# [PROBLEM REQUIREMENTS]
Count lines, not occurrences: report how many lines in the records hold the string "loop", and nothing else.

------ MATERIAL FOR THE TASK

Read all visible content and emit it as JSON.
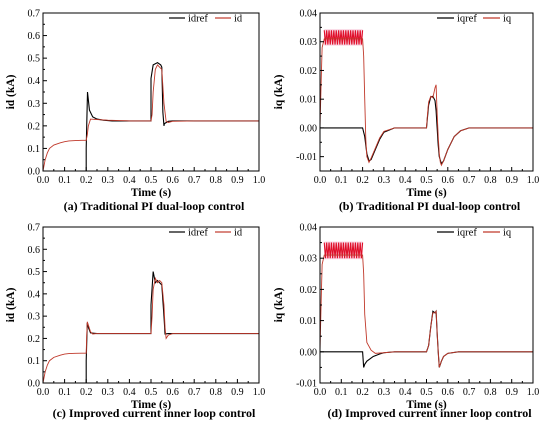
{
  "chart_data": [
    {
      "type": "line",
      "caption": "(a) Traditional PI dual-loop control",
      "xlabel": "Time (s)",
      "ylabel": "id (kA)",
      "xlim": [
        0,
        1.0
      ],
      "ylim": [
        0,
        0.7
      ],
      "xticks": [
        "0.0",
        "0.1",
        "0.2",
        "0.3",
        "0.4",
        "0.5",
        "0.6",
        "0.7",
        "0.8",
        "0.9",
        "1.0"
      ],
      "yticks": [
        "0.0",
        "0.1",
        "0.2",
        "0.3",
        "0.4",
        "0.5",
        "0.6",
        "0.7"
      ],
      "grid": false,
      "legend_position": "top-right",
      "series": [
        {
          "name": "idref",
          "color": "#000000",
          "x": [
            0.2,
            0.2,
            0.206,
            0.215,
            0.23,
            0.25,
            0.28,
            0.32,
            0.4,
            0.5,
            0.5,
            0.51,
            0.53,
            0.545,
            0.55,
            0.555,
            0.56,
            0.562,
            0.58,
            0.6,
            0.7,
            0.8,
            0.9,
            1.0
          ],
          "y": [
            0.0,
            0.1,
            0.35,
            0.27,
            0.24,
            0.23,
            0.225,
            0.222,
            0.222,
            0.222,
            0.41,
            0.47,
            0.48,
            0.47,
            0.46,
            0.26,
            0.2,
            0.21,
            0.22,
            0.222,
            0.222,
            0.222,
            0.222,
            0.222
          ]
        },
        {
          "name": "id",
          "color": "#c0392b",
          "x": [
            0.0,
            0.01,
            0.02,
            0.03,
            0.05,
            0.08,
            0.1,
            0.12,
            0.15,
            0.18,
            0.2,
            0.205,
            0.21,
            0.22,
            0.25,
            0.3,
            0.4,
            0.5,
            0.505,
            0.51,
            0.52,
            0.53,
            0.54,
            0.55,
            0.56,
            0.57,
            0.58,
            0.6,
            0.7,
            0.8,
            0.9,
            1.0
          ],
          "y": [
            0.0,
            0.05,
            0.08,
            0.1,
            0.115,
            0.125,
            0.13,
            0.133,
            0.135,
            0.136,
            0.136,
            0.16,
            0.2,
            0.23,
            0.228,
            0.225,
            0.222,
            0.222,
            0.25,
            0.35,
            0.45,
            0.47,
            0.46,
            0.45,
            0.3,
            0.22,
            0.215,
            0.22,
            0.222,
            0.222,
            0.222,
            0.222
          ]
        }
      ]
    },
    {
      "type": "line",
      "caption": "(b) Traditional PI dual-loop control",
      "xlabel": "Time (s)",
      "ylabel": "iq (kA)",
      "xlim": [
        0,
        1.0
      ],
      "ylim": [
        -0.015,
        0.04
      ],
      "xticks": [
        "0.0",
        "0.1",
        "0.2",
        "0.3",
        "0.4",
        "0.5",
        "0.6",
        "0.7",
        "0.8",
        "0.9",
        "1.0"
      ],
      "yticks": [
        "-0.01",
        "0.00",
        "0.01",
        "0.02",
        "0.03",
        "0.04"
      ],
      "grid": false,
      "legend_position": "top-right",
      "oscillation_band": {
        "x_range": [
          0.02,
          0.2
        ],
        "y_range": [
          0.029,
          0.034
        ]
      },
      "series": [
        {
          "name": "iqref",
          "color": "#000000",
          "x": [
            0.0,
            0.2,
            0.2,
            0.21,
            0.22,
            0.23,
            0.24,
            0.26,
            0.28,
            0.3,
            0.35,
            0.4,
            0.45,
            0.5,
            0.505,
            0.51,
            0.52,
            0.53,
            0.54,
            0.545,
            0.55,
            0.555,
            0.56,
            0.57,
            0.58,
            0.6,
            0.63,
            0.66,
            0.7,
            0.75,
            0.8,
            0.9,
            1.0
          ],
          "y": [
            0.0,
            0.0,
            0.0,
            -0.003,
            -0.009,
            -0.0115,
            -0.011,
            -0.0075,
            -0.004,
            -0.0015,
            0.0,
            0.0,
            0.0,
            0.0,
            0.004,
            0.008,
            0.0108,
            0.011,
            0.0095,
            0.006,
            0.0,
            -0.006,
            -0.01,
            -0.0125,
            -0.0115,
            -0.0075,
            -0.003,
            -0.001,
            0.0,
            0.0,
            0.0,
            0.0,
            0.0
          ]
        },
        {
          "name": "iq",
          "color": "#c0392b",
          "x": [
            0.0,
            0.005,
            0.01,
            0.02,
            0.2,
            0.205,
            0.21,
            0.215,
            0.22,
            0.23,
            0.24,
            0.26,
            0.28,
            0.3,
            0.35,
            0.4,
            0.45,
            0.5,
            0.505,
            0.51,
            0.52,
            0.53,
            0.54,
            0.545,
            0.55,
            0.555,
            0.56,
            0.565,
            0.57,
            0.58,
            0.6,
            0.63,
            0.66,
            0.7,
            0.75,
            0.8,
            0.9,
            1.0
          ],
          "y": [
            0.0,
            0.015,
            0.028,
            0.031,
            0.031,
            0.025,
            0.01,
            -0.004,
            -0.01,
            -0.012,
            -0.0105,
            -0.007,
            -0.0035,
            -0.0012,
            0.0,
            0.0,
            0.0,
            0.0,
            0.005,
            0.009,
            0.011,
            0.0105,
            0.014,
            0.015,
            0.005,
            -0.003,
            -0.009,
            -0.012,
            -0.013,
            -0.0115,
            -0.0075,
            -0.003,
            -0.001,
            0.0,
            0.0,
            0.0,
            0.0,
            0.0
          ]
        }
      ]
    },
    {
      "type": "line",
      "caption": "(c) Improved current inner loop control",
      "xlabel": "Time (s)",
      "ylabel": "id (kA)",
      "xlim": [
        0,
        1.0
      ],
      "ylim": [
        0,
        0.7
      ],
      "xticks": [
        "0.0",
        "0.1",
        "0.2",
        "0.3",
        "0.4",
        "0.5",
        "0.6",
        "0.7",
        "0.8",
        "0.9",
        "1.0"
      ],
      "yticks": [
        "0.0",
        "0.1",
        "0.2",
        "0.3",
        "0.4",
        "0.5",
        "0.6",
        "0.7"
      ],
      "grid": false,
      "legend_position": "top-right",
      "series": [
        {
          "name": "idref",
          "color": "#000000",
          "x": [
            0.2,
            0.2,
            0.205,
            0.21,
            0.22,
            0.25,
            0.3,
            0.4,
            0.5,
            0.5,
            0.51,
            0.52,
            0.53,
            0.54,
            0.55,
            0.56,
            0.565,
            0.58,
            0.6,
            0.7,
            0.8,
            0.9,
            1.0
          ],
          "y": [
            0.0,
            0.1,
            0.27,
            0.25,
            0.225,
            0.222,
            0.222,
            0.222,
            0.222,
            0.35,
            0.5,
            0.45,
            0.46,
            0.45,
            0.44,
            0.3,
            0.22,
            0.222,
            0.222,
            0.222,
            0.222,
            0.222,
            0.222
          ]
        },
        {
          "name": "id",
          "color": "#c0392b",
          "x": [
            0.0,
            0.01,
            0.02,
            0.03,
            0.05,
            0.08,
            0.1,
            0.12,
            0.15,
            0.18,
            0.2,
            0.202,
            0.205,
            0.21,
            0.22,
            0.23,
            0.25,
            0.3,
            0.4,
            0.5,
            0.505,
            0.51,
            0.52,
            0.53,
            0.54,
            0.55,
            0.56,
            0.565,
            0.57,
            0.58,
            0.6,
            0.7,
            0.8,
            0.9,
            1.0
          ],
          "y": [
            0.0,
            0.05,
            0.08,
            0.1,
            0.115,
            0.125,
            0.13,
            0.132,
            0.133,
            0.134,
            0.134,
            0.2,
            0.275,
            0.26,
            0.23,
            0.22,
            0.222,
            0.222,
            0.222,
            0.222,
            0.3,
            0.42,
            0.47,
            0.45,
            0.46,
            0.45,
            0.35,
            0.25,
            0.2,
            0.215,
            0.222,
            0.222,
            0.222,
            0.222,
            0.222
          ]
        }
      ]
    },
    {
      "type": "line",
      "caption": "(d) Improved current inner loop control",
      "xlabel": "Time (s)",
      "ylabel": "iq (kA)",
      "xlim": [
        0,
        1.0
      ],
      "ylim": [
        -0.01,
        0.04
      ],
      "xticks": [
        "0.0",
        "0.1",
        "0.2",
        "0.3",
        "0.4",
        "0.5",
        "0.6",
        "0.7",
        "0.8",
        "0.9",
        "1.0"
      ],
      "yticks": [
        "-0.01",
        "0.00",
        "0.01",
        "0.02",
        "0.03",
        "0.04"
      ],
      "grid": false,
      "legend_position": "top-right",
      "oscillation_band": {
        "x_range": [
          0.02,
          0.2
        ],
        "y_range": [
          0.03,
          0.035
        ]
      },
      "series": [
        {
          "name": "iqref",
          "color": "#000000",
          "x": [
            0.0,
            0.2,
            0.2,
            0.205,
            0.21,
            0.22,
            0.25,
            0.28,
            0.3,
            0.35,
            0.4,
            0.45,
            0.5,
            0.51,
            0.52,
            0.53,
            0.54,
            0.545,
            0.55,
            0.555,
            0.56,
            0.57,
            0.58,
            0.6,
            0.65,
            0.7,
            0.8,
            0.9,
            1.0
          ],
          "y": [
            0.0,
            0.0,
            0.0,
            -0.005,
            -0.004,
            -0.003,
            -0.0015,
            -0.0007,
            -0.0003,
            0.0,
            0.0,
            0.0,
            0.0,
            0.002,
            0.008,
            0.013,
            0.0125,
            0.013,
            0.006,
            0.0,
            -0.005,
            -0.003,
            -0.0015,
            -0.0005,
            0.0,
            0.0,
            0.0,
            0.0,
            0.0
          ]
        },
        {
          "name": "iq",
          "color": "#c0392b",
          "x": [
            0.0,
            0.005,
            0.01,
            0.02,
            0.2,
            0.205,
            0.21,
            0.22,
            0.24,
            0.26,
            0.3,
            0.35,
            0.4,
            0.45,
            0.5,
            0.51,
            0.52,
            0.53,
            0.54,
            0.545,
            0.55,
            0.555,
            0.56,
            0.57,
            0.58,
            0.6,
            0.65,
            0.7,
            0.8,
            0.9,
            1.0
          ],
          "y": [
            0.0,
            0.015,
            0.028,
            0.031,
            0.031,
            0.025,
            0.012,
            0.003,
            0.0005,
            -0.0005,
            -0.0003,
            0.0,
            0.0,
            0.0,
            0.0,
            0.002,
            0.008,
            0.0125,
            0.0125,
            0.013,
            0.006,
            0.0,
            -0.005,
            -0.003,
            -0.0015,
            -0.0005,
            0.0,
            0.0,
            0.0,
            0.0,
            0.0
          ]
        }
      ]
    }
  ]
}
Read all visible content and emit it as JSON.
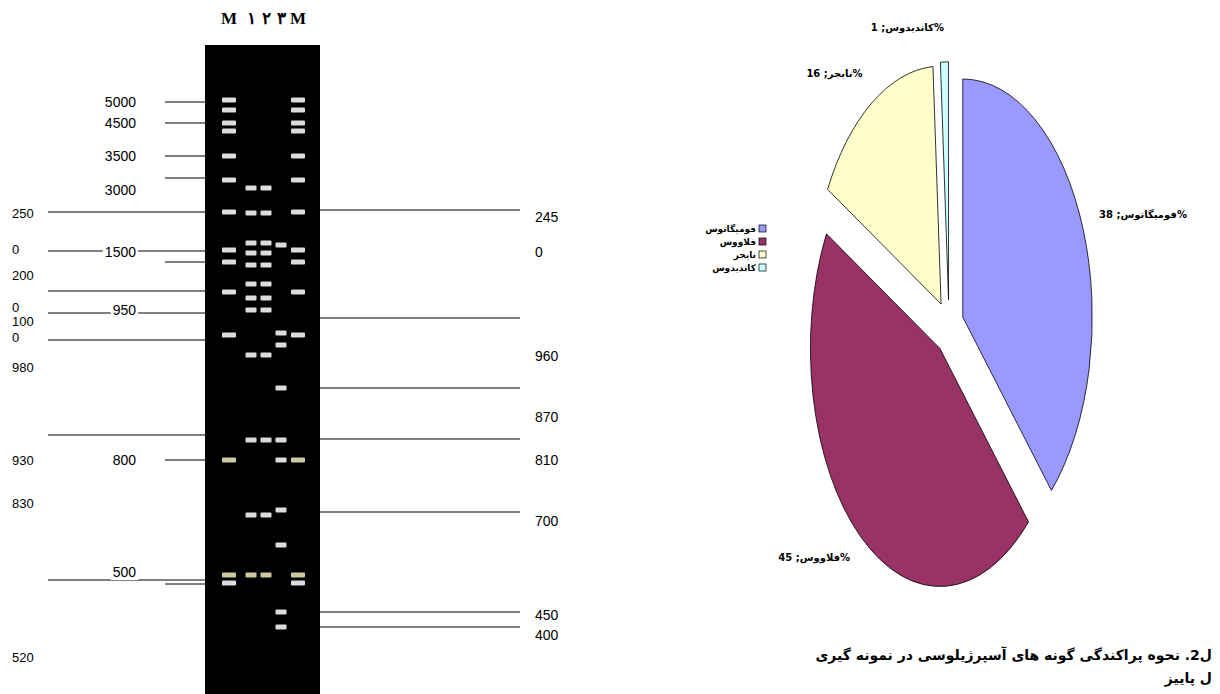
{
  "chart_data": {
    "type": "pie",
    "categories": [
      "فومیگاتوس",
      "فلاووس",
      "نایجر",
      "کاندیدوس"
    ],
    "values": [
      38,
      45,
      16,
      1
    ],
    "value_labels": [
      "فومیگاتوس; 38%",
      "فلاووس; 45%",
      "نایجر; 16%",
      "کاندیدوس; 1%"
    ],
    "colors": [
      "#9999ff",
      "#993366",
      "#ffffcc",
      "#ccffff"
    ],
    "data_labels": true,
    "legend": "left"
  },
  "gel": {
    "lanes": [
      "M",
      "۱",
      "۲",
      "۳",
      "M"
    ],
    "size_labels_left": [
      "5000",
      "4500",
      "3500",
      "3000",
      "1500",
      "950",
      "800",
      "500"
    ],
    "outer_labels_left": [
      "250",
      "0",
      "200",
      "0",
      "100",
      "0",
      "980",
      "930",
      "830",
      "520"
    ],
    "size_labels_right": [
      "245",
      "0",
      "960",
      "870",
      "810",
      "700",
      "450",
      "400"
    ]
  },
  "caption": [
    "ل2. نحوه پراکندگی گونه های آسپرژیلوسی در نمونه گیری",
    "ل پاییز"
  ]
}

------------

# [WRITTEN SOLUTION]
4